**Goal**
In the data below, find each line containing the string "SOAR" and return it.

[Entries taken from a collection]
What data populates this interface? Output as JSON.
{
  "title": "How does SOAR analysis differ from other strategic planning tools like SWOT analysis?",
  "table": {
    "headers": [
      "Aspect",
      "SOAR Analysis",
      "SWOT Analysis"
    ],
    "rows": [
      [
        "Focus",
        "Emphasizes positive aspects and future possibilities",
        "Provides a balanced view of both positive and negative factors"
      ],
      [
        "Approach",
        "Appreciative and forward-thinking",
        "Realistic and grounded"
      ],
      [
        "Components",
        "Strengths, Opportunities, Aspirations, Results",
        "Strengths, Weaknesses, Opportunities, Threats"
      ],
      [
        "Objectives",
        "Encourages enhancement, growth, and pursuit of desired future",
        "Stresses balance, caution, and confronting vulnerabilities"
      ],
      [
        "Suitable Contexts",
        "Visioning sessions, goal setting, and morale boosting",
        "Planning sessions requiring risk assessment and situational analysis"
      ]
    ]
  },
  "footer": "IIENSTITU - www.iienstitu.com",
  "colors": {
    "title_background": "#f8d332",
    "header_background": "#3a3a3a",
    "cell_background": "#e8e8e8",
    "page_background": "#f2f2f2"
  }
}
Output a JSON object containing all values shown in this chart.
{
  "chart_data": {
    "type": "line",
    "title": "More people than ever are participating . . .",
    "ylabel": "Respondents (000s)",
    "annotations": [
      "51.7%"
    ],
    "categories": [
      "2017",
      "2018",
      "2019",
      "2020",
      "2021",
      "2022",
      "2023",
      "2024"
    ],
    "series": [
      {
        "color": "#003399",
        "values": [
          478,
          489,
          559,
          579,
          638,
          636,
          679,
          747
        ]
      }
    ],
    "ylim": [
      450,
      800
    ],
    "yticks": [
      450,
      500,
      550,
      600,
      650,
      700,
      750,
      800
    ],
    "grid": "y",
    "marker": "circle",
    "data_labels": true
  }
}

**Exercise answer**
  "title": "How does SOAR analysis differ from other strategic planning tools like SWOT analysis?",
      "SOAR Analysis",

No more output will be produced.